__GIVEN TEXT__
Beyond education, maker studies and DIY computing literature explore modularity, repairability, and user agency, often in explicit opposition to planned obsolescence (Buechley and Perner-Wilson, 2012; Kuznetsov and Paulos, 2010). This literature begins to engage directly with values relevant to sustainability, particularly reuse and adaptation. However, it rarely evaluates whether user-maintained systems can continue to deliver contemporary, demanding workloads, nor does it benchmark such systems against dominant consumer platforms. Sustainability is framed primarily as cultural resistance or ethical stance, rather than as a performance-constrained engineering outcome.
In parallel, sustainability scholarship has extensively examined electronic waste (WEEE), circular economy models, and lifecycle responsibility, but overwhelmingly from an end-of-life perspective (Baldé et al., 2017; Cao et al., 2024). While this work provides essential insight into disposal, recycling, and stakeholder responsibility, it offers limited guidance on how long-lived systems perform during extended use, or how in-use governance decisions affect environmental outcomes. The operational phase of computing systems—the longest and often most impactful stage of the lifecycle—remains comparatively under-examined.

[Collected data entries]
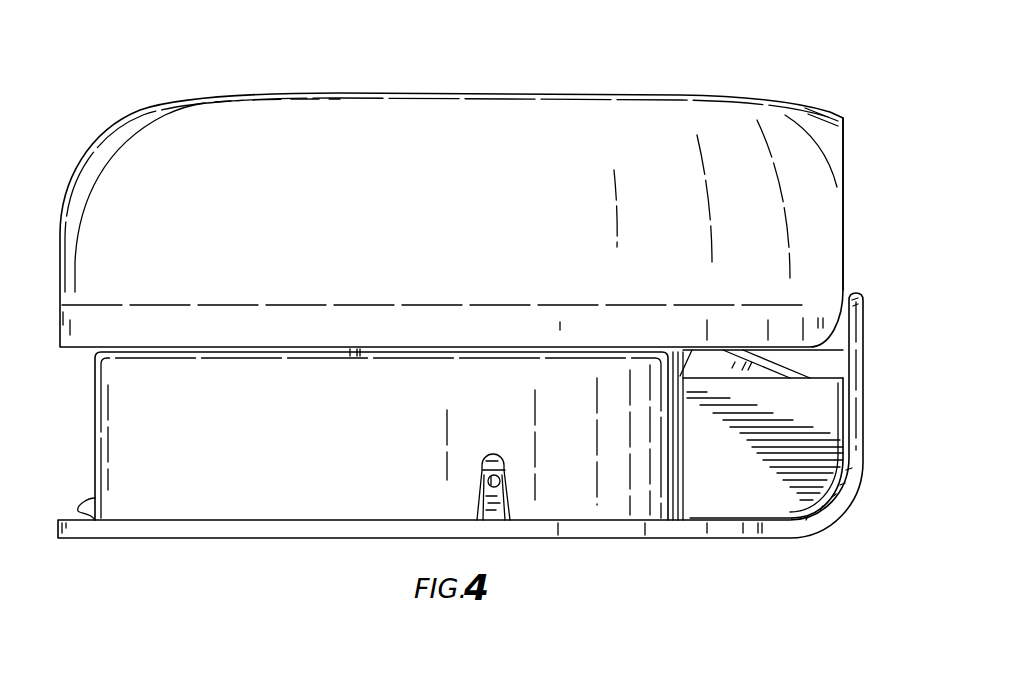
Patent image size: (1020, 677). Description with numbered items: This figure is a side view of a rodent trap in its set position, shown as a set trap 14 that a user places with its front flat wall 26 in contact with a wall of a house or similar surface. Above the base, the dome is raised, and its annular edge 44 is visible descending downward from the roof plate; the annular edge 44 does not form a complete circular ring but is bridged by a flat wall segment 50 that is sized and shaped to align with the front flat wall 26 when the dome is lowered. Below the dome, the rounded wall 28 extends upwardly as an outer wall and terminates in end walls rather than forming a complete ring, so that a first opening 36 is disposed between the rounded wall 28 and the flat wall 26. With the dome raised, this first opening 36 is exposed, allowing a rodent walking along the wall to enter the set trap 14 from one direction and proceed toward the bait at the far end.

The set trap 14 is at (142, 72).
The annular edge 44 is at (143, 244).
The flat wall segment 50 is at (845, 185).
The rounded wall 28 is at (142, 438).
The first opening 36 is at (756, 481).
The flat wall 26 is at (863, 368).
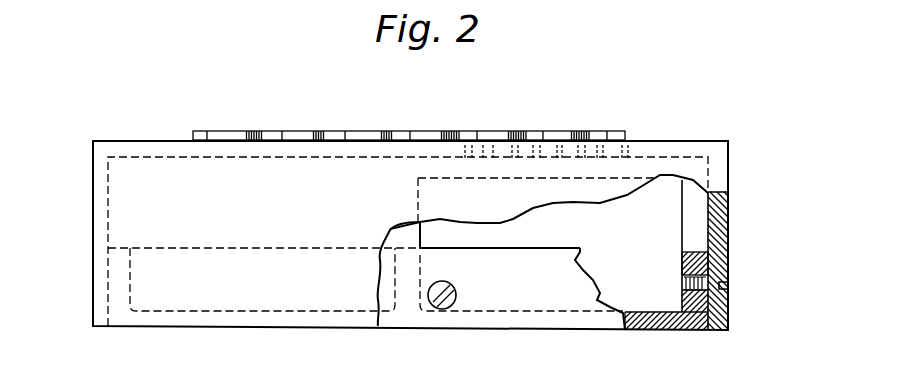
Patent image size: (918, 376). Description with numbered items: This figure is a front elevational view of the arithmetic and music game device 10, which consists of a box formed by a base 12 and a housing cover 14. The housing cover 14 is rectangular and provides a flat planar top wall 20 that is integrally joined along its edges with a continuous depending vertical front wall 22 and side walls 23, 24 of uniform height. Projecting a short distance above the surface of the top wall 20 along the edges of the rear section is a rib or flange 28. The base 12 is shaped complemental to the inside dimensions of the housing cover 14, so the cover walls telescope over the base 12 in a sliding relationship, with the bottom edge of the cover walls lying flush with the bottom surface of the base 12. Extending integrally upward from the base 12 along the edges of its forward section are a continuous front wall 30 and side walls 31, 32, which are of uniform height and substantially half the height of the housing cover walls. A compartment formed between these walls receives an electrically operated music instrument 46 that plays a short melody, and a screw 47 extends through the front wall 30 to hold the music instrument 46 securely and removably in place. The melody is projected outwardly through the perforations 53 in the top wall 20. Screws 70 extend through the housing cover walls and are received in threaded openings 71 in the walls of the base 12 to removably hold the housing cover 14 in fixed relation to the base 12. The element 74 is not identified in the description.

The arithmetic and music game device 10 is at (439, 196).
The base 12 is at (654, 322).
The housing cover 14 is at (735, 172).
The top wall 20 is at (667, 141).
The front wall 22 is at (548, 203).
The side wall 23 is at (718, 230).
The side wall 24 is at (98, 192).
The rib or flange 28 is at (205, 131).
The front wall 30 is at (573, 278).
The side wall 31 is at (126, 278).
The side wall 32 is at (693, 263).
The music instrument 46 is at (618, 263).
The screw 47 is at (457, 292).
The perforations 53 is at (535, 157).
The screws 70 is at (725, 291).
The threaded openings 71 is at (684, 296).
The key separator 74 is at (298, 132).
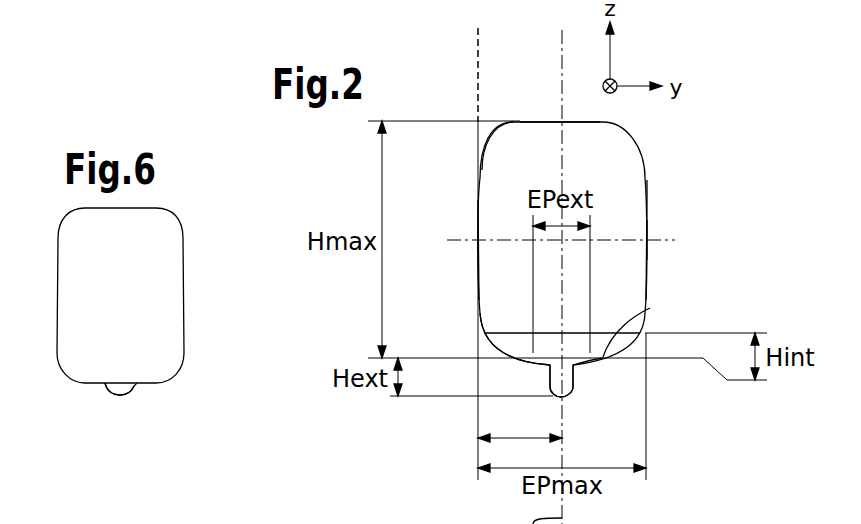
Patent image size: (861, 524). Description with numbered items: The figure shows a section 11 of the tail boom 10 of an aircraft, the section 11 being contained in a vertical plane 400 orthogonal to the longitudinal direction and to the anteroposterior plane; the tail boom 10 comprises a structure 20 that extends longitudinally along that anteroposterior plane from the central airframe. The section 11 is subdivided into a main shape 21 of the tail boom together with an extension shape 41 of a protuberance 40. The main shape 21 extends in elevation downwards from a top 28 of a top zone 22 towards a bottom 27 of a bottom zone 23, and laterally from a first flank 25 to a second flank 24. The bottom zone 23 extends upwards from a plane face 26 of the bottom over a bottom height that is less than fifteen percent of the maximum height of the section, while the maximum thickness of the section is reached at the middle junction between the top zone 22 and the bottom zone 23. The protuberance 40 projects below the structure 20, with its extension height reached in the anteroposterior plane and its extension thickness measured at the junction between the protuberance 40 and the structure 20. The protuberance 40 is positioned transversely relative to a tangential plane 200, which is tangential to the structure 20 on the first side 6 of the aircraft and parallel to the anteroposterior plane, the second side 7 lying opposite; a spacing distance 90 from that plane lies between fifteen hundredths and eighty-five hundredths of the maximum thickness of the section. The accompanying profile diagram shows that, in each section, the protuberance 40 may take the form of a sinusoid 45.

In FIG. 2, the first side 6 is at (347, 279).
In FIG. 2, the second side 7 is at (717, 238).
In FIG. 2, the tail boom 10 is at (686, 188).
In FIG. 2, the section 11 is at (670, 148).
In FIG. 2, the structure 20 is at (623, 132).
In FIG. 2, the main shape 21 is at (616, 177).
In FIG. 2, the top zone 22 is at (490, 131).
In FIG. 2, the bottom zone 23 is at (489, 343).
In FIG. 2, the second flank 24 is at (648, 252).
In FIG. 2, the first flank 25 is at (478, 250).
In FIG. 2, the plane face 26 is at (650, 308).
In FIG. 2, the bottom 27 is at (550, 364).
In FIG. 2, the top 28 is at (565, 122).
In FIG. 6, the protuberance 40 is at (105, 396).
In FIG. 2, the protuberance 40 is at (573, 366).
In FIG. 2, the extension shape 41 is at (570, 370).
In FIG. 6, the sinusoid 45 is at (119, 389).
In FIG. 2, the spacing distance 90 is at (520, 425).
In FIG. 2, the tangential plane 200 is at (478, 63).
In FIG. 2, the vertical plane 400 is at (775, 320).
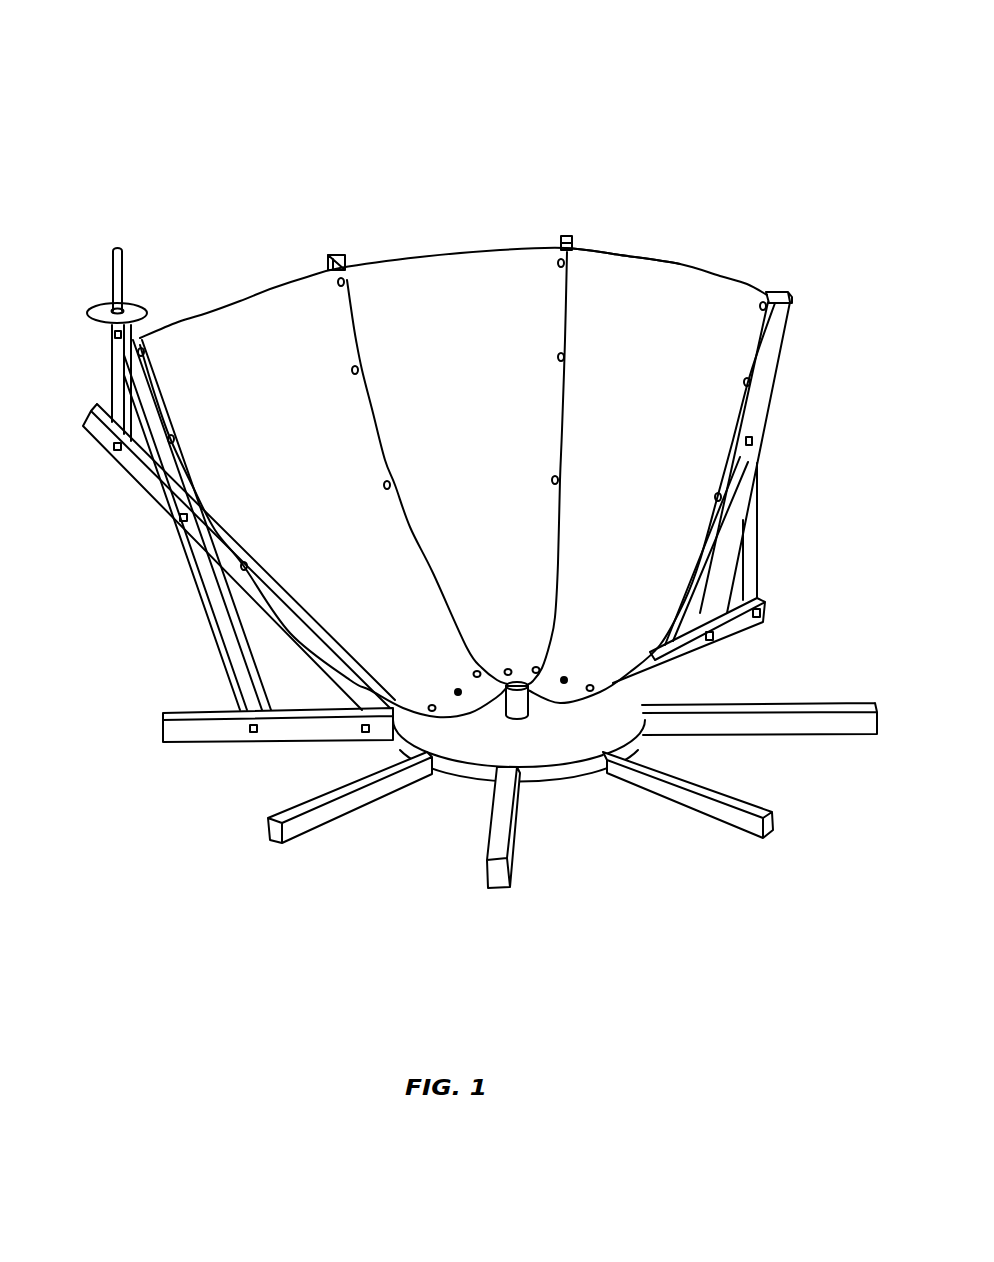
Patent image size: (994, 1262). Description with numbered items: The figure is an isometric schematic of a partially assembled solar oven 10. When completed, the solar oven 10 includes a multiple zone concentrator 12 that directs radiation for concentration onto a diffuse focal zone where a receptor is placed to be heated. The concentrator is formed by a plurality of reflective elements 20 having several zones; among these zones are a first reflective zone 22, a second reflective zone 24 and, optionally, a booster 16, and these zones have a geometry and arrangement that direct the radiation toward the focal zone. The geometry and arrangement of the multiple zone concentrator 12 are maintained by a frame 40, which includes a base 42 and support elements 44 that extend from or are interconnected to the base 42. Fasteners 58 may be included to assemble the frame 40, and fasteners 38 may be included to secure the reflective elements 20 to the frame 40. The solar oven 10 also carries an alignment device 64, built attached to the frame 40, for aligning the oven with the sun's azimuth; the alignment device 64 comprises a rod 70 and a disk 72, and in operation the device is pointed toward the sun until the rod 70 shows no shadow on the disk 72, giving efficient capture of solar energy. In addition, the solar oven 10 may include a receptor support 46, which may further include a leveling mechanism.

__REQUIRED WORK__
- 1) Print the records from their start through the line containing "The annular edge 44 is at (143, 244).", inclusive, leaving out the pictures.
- 2) Give what follows the passage on sustainability in computing, continuing from the point where it stops.
The records are unrelated to the passage on sustainability in computing.

__RESPONSE LIST__
- 1)
Patent image size: (1020, 677). Description with numbered items: This figure is a side view of a rodent trap in its set position, shown as a set trap 14 that a user places with its front flat wall 26 in contact with a wall of a house or similar surface. Above the base, the dome is raised, and its annular edge 44 is visible descending downward from the roof plate; the annular edge 44 does not form a complete circular ring but is bridged by a flat wall segment 50 that is sized and shaped to align with the front flat wall 26 when the dome is lowered. Below the dome, the rounded wall 28 extends upwardly as an outer wall and terminates in end walls rather than forming a complete ring, so that a first opening 36 is disposed between the rounded wall 28 and the flat wall 26. With the dome raised, this first opening 36 is exposed, allowing a rodent walking along the wall to enter the set trap 14 from one direction and proceed toward the bait at the far end.

The set trap 14 is at (142, 72).
The annular edge 44 is at (143, 244).

- 2)
Across these strands, a consistent gap emerges. PC building is treated as pedagogy, skill acquisition, or cultural practice, but rarely as longitudinal system governance. The literature lacks sustained examination of what happens when computing systems are built, used continuously, encounter non-catastrophic failures, and must be patched or reconfigured rather than replaced. In effect, PC building has not been theorised as a form of project or programme delivery over time.
This omission is notable when viewed through established project and programme management theory. Projects assembled from modular components routinely encounter emergent constraints, late-stage incompatibilities, and partial failures that cannot be resolved through escalation alone (PMI, 2021; Flyvbjerg, 2014). In both computing and organisational contexts, the temptation is to replace rather than adapt: to procure a new system, platform, or solution off the shelf. While this may reduce short-term complexity, it often increases cost, lock-in, and long-term sustainability risk.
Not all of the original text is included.